[begin Stored rows]

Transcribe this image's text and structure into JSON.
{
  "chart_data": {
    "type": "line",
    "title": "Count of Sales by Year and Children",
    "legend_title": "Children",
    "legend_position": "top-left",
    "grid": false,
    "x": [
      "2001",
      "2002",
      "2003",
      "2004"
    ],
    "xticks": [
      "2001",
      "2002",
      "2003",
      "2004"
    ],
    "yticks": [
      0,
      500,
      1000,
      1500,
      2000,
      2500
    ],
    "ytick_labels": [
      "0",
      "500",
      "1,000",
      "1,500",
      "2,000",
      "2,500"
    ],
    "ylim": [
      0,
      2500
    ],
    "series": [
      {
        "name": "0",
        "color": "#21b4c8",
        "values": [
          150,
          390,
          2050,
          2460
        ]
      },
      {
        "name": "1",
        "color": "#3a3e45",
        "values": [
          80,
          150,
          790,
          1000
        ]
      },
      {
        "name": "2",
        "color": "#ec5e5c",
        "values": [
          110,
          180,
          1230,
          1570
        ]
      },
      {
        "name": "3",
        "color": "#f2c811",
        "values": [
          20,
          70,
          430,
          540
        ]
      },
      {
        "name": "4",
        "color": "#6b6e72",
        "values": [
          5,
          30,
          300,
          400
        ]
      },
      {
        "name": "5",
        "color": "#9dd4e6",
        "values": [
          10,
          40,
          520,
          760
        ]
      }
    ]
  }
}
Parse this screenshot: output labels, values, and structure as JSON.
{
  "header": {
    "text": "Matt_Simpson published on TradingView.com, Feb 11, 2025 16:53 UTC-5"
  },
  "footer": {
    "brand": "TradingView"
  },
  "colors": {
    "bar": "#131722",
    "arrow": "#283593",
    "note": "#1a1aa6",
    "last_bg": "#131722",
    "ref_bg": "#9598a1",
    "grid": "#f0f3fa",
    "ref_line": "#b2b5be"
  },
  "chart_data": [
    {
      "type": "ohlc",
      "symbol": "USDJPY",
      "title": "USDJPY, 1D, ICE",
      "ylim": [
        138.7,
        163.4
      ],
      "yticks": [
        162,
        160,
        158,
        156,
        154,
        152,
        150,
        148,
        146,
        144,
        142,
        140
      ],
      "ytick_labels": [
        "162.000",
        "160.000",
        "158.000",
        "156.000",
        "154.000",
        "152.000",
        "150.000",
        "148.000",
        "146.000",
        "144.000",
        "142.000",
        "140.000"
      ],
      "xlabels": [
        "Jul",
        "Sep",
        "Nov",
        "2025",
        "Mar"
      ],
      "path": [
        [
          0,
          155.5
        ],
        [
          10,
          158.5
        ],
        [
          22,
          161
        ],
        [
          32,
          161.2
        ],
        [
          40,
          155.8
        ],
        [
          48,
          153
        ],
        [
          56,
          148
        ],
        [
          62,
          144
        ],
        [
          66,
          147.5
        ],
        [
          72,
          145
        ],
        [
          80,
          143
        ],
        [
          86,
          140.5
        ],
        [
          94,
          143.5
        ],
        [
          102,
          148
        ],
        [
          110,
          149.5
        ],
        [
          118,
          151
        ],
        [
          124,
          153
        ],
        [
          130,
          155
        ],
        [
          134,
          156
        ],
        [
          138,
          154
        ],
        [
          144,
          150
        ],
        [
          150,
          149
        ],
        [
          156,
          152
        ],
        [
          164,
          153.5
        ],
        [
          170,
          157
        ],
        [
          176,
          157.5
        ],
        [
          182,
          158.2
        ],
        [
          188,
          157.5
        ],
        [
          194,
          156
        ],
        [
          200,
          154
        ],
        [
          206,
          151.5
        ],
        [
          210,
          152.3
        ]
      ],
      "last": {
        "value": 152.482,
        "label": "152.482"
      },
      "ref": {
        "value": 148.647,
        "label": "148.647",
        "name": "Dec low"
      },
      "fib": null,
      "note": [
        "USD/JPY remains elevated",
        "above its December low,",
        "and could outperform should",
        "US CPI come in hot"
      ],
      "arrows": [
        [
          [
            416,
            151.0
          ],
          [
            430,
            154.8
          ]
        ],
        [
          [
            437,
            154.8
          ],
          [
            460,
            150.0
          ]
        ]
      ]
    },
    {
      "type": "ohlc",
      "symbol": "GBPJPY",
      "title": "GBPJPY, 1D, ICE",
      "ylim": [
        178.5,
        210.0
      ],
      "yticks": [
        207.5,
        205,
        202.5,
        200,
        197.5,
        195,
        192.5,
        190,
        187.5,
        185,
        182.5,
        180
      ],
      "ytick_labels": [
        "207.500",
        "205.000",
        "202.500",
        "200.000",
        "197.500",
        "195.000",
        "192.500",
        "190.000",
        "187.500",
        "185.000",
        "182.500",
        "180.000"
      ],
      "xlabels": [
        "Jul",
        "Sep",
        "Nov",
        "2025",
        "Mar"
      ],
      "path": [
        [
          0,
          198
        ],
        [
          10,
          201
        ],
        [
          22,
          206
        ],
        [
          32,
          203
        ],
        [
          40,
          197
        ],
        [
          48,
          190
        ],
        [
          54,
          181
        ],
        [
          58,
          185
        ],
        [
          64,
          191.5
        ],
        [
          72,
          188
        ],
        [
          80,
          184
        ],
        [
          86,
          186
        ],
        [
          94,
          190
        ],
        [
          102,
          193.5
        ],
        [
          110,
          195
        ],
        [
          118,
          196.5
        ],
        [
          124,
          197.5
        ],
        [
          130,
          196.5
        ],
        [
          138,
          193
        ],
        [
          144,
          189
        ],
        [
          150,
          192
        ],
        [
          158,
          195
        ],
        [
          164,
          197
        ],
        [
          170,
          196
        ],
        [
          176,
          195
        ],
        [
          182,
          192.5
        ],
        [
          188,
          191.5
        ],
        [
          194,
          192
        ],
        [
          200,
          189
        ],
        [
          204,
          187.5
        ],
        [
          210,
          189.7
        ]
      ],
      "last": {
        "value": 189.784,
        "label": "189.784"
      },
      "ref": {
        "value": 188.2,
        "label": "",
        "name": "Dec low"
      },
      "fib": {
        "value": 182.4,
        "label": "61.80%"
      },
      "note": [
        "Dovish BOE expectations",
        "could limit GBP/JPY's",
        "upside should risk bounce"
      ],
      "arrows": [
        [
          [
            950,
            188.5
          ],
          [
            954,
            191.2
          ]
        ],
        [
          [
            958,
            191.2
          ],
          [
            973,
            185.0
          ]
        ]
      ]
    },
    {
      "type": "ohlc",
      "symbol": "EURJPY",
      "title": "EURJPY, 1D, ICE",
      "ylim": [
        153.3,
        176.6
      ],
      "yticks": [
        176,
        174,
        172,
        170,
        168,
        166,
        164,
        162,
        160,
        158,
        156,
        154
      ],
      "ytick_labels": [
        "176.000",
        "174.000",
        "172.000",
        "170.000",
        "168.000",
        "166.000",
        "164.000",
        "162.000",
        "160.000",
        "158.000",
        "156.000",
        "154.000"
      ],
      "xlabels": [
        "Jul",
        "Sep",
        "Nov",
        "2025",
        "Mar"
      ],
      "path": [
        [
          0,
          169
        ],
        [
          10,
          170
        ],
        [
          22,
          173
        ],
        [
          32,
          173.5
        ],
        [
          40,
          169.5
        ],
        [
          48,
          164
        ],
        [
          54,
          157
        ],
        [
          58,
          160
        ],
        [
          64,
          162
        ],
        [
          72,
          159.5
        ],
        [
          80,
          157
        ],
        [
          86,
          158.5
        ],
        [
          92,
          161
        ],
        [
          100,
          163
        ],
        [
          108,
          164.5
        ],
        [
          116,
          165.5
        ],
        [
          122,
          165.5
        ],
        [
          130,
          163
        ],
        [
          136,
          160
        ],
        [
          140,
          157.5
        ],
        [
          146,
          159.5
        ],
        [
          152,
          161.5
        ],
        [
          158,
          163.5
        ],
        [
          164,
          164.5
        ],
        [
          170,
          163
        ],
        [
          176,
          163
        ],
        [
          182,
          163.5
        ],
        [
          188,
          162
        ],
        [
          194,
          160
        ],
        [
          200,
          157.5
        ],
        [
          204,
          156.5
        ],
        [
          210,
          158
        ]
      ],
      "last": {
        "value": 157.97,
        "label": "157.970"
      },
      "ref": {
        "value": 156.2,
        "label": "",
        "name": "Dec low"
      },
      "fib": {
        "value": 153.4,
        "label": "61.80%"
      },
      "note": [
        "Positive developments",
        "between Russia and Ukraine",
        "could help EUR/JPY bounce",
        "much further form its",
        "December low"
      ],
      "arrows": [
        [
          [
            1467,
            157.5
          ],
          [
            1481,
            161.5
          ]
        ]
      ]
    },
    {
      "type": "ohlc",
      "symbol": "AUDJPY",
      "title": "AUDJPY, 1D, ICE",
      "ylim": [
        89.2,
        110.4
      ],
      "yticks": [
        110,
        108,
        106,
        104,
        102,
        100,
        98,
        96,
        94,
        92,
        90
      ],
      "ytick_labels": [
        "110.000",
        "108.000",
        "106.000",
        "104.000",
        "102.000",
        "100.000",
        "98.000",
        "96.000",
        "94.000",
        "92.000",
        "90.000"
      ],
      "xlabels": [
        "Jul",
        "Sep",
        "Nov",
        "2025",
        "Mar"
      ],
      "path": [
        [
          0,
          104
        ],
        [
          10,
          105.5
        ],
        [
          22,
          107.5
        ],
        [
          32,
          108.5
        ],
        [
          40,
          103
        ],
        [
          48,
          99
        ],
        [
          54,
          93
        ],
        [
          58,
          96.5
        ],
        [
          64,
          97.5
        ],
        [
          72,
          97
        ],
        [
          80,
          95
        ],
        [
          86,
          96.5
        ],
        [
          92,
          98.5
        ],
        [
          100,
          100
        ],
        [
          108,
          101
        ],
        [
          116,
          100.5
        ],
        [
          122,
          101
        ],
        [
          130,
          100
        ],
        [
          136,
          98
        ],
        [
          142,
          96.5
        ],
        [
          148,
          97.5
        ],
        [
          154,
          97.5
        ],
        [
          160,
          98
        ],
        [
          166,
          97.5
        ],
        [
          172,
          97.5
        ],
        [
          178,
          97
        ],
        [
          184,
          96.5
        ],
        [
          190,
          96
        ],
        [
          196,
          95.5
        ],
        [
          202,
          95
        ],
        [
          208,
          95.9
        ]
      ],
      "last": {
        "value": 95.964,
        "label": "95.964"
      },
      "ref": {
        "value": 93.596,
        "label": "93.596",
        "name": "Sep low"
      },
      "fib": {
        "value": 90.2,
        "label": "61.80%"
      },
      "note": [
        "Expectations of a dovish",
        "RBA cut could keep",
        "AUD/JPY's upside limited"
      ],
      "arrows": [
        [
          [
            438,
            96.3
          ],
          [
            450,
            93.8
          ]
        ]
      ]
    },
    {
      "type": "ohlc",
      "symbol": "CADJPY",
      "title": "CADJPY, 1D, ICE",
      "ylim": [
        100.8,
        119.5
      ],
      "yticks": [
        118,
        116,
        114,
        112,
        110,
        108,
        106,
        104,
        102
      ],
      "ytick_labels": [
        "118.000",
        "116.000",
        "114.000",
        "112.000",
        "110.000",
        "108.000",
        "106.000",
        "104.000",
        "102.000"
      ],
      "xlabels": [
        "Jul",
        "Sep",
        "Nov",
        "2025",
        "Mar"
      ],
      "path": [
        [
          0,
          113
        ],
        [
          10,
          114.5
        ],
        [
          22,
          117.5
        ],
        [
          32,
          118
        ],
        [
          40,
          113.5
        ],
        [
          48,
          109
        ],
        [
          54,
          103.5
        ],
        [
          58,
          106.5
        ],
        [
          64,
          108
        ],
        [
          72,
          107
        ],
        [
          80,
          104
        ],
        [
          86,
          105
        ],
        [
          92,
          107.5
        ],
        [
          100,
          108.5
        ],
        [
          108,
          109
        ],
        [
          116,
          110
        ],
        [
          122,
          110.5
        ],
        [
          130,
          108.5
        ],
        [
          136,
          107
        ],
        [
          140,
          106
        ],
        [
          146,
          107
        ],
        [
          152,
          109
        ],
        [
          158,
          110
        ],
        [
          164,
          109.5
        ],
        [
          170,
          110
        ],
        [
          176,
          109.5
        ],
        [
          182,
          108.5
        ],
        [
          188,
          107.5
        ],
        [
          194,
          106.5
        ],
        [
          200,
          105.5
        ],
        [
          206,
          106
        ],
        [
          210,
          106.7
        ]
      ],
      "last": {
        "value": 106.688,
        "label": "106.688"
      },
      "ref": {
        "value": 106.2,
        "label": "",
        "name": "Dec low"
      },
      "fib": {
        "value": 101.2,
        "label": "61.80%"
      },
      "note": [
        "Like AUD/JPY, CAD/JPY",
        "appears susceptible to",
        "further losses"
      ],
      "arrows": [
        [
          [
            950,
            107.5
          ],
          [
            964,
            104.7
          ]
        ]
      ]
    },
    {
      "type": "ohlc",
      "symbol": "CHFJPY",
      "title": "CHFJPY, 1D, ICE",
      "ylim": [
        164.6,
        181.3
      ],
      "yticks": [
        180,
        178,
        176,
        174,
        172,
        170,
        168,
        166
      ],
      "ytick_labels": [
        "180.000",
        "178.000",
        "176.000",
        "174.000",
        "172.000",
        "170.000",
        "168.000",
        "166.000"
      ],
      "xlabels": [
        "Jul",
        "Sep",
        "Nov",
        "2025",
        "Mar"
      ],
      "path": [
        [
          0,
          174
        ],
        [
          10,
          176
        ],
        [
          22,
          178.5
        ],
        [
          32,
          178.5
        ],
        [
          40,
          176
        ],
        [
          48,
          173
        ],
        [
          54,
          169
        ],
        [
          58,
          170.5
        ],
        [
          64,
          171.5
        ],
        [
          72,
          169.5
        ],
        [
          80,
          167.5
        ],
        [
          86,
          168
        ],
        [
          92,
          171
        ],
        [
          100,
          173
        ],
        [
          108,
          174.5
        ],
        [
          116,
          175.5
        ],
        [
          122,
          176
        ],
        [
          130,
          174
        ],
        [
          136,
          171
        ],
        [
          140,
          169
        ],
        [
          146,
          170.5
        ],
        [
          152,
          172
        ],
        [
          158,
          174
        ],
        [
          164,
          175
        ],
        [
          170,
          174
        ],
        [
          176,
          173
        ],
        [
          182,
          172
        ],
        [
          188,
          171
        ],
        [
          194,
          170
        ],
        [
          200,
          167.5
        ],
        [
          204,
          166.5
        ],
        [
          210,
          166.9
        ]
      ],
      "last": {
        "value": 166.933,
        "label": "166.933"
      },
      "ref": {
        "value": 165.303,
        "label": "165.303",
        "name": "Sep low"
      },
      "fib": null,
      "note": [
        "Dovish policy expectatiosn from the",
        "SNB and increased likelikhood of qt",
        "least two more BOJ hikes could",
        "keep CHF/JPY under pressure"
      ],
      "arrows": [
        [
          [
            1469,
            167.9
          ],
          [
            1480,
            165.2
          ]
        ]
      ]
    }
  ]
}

[end Stored rows]

### Exercise brief
In the entries above, locate every line with the word "further" and copy it.

### The solution
        "much further form its",
        "further losses"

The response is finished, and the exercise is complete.